§ Directive
Your task is to copy every line of the records below that contains "Масса".

§ Exercise inputs
———

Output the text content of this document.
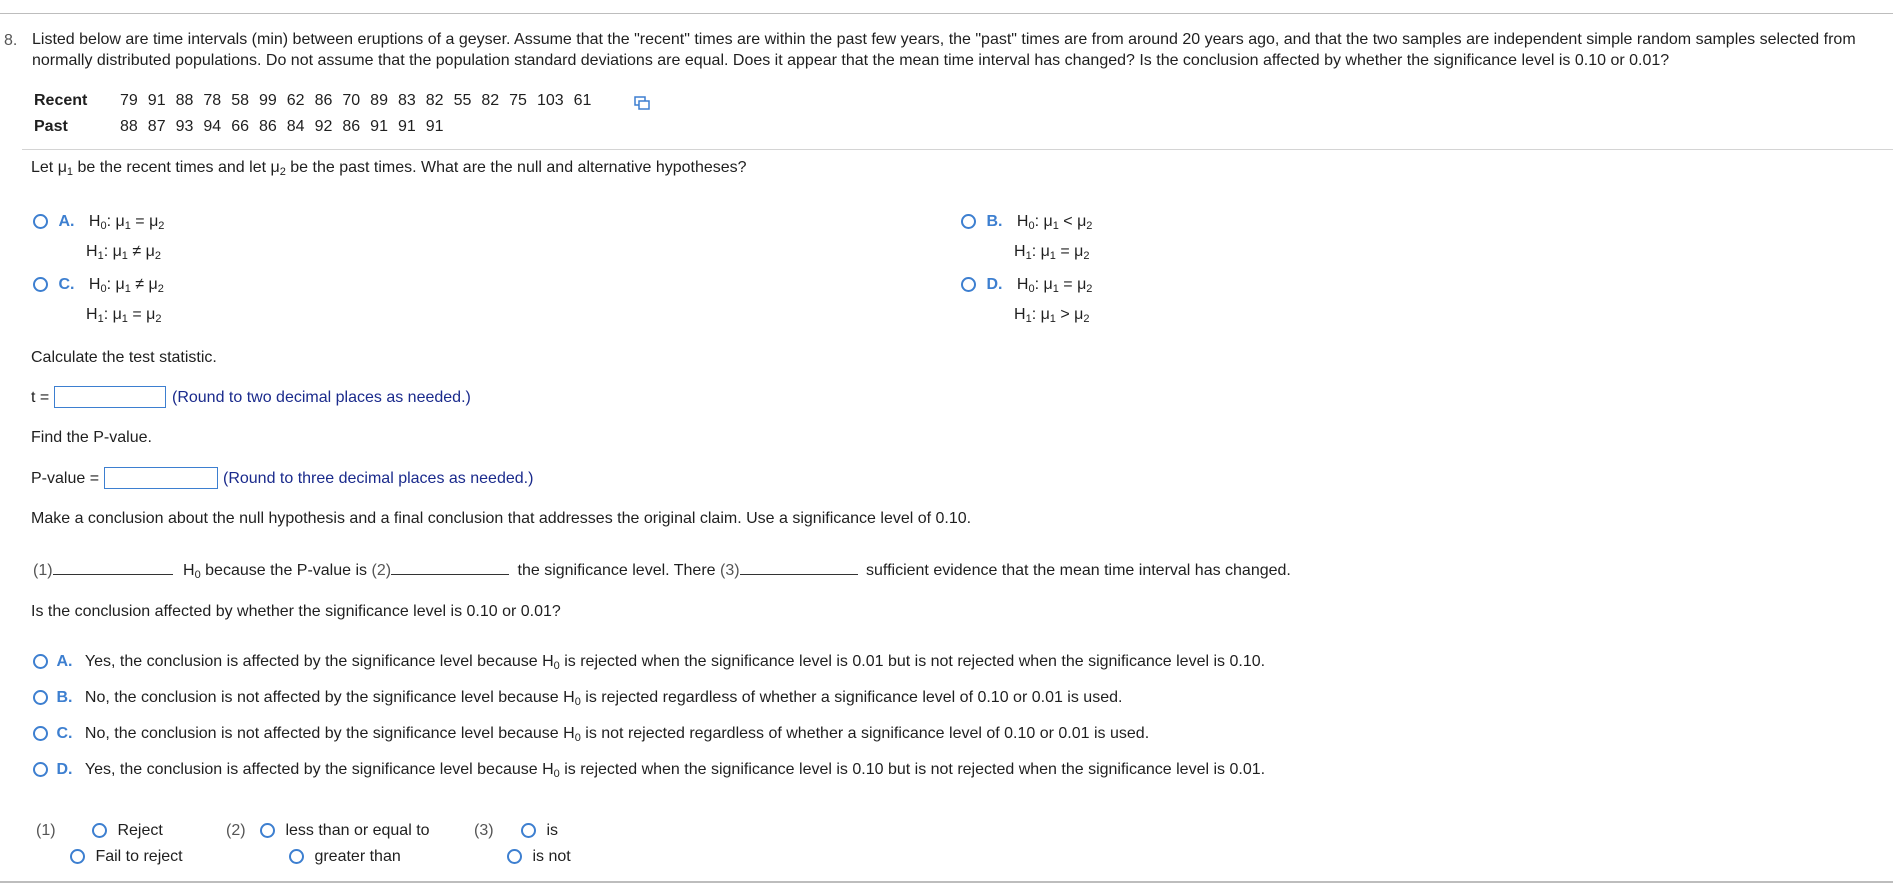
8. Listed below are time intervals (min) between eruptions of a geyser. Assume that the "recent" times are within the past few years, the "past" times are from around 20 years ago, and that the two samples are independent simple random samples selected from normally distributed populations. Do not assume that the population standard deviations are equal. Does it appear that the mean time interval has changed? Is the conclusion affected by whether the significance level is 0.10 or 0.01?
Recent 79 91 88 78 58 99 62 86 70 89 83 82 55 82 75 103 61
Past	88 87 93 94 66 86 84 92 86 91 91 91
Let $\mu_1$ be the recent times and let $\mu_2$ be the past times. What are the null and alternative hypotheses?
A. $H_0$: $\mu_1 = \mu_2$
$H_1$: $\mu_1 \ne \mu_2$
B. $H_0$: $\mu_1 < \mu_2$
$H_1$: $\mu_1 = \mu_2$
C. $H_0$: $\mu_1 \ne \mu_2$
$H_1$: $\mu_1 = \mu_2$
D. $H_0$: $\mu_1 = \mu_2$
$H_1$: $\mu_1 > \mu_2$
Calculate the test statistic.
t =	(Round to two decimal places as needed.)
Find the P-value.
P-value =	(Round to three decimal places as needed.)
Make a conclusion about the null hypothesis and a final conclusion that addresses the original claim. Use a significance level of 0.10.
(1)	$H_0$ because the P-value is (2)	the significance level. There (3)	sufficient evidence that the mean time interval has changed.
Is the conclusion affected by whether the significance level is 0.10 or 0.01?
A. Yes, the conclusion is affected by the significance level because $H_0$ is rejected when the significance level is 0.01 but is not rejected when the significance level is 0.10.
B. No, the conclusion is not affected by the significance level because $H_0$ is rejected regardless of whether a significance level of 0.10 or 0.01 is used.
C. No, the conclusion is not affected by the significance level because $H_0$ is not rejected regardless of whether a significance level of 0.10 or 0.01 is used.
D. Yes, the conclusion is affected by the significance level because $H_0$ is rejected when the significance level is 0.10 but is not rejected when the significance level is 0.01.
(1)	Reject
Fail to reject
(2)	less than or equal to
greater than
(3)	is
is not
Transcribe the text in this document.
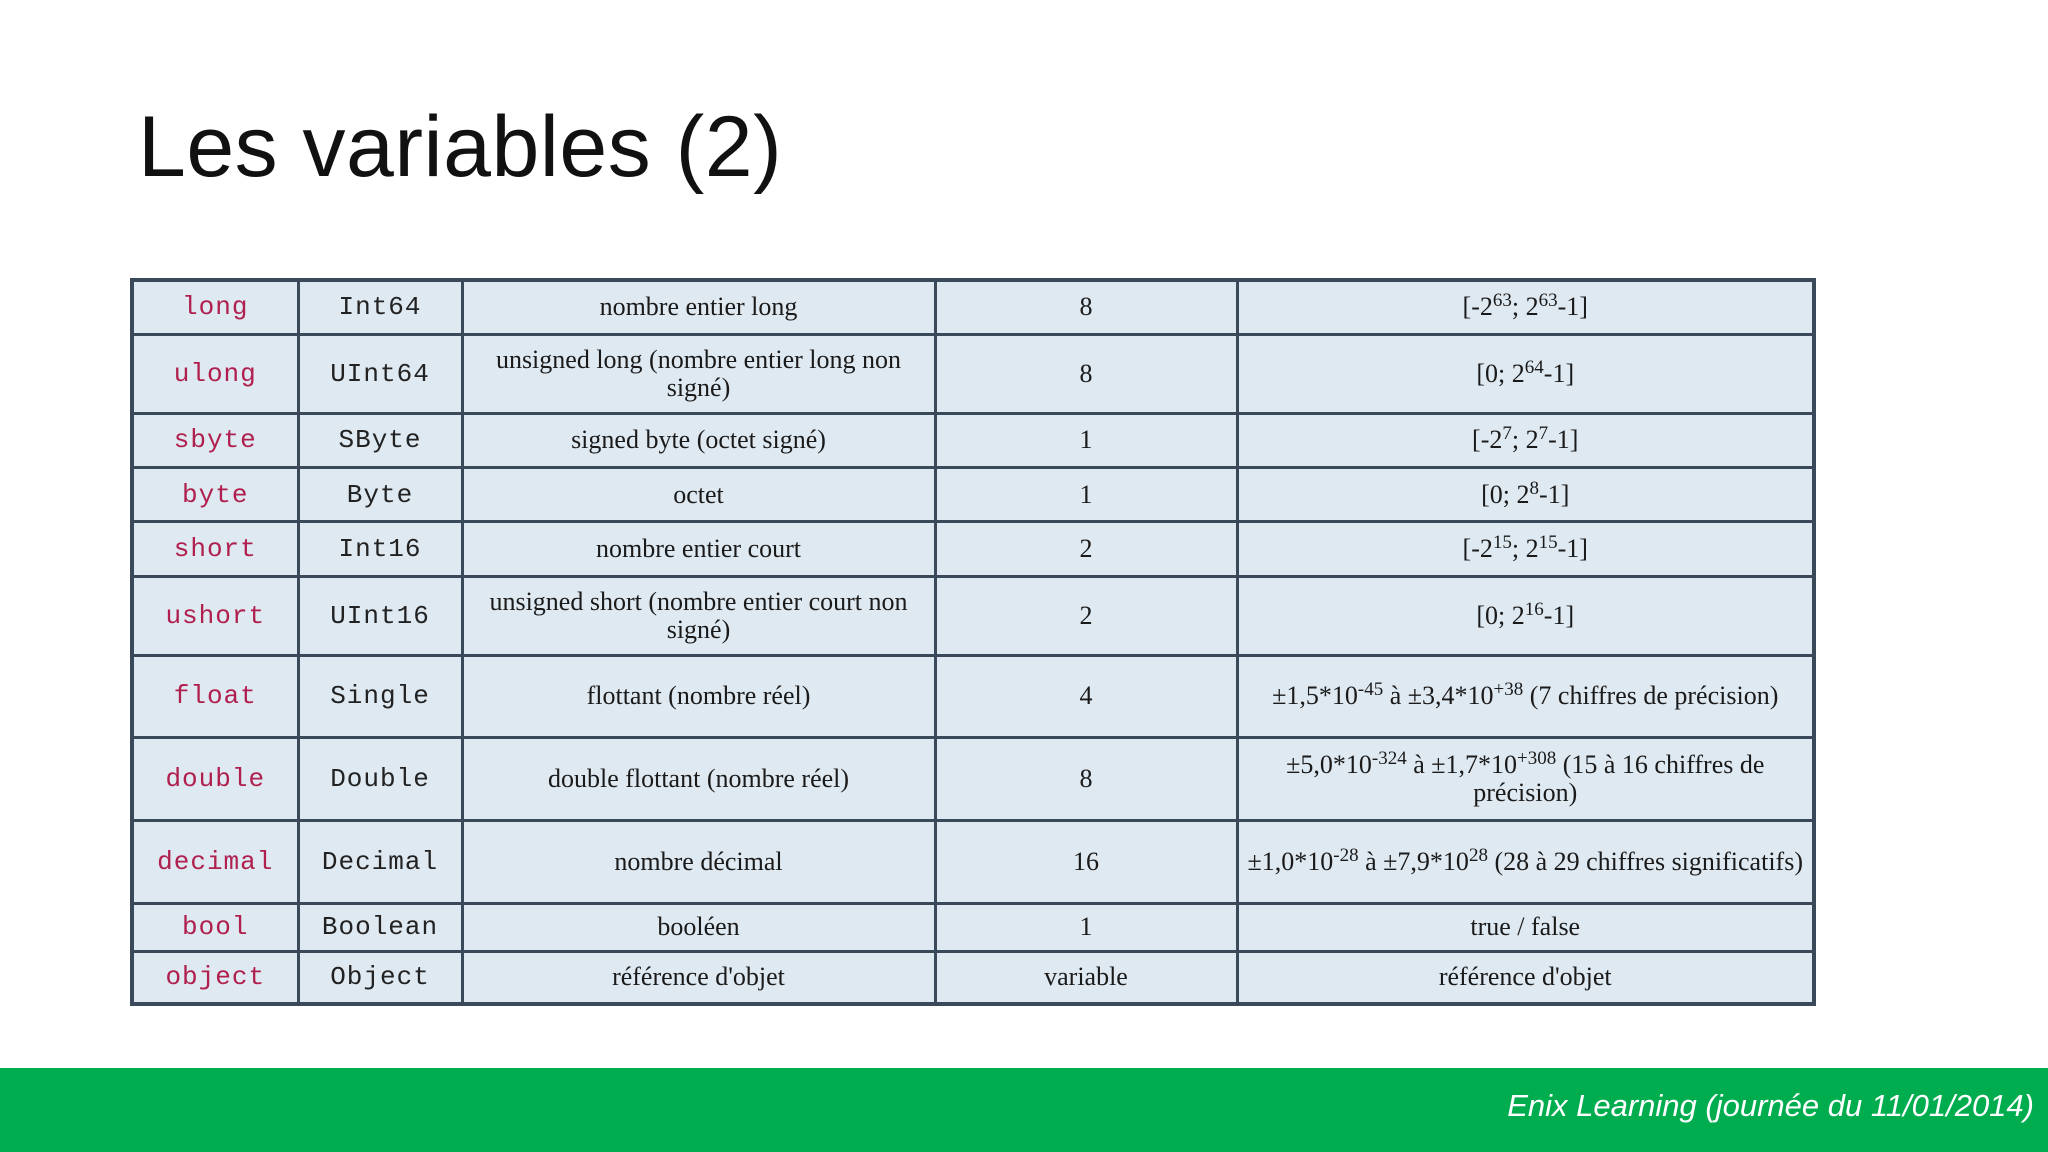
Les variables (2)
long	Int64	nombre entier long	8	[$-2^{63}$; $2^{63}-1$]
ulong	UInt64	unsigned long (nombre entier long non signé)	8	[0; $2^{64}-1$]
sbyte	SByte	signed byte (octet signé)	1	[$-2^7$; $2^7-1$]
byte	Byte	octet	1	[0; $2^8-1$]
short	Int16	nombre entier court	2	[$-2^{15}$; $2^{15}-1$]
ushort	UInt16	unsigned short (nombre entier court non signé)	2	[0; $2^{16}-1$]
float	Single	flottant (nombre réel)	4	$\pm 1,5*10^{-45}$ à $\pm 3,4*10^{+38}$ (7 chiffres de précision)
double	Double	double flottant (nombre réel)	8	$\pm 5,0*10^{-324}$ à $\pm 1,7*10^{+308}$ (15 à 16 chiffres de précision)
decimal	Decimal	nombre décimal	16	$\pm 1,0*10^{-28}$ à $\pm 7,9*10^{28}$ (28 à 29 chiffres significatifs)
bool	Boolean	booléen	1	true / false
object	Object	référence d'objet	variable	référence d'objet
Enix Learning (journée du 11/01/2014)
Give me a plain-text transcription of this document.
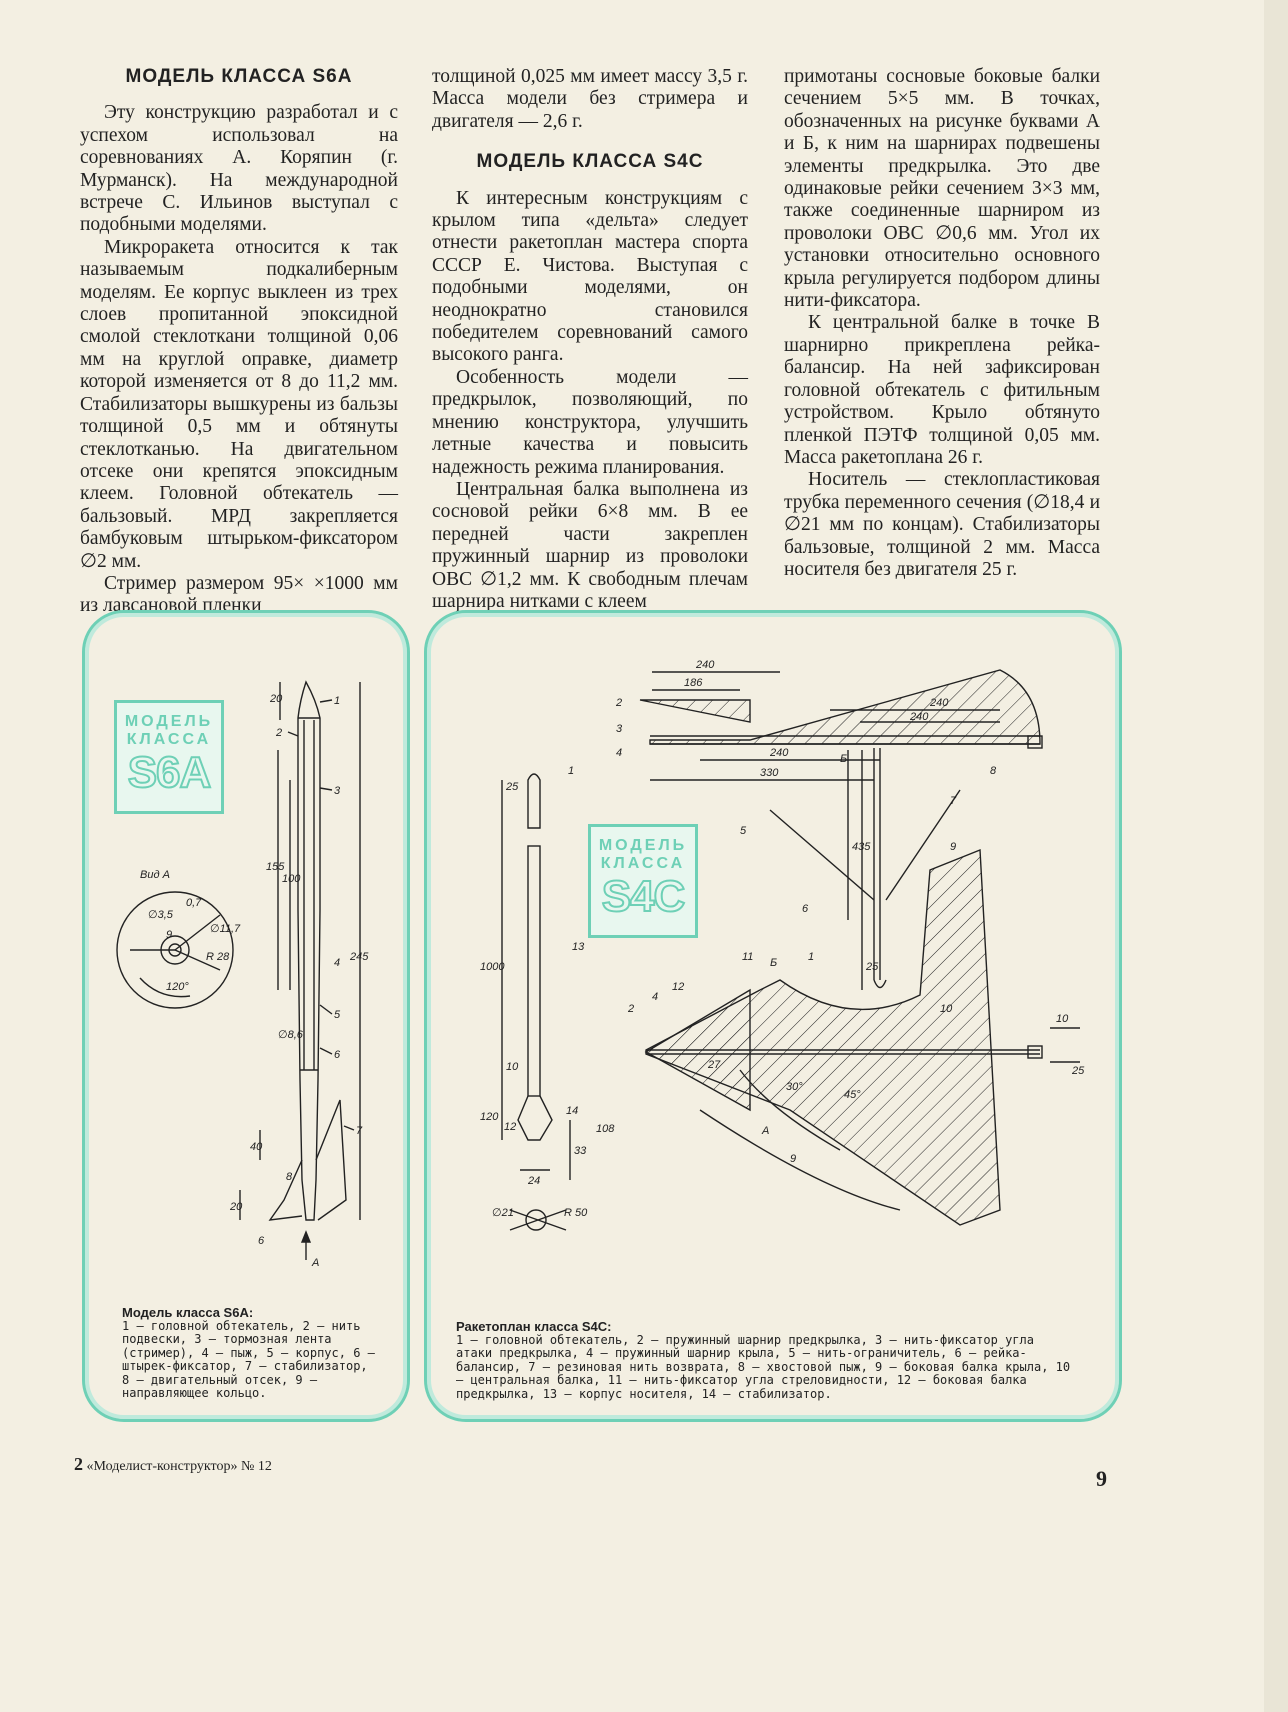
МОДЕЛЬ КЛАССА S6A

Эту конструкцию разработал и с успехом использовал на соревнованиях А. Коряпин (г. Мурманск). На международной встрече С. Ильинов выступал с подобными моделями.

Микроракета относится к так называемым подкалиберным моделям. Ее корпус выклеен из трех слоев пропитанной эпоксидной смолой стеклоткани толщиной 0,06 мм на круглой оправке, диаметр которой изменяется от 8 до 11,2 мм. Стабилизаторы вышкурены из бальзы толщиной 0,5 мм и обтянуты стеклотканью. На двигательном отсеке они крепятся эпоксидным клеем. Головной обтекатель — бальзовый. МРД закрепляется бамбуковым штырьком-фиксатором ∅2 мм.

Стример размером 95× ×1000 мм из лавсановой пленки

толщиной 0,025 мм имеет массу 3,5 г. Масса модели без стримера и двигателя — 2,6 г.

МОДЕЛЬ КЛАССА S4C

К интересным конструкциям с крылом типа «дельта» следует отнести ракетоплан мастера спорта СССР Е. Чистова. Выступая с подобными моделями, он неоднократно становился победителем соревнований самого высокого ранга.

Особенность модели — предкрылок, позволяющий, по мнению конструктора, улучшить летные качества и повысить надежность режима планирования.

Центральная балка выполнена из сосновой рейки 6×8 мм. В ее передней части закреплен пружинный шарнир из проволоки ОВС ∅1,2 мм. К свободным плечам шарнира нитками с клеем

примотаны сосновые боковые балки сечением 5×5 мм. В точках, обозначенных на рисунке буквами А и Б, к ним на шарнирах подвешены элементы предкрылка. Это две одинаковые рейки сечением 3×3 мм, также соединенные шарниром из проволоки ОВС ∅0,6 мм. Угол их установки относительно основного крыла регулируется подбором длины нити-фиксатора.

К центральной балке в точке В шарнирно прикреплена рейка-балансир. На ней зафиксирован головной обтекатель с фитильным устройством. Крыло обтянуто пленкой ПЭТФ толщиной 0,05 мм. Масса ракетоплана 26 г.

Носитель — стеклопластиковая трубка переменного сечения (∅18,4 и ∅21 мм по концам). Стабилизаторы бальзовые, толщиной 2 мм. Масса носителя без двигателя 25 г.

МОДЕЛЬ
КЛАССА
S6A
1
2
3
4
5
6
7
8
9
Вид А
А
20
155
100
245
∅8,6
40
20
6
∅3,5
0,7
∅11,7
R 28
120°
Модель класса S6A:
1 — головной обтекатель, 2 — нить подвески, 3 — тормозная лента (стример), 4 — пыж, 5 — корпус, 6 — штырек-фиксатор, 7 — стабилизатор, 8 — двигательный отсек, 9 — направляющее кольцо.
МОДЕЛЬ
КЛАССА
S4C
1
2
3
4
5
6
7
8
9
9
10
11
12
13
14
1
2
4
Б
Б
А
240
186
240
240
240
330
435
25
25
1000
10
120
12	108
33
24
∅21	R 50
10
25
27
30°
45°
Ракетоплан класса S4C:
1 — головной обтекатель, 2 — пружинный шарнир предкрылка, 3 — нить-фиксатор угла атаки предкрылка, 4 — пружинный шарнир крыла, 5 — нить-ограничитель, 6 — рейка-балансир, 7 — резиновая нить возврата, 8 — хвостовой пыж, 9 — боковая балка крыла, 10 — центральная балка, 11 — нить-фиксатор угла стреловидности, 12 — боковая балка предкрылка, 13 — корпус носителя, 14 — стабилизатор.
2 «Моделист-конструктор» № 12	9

———

§ Expected answer
толщиной 0,025 мм имеет массу 3,5 г. Масса модели без стримера и двигателя — 2,6 г.
К центральной балке в точке В шарнирно прикреплена рейка-балансир. На ней зафиксирован головной обтекатель с фитильным устройством. Крыло обтянуто пленкой ПЭТФ толщиной 0,05 мм. Масса ракетоплана 26 г.
Носитель — стеклопластиковая трубка переменного сечения (∅18,4 и ∅21 мм по концам). Стабилизаторы бальзовые, толщиной 2 мм. Масса носителя без двигателя 25 г.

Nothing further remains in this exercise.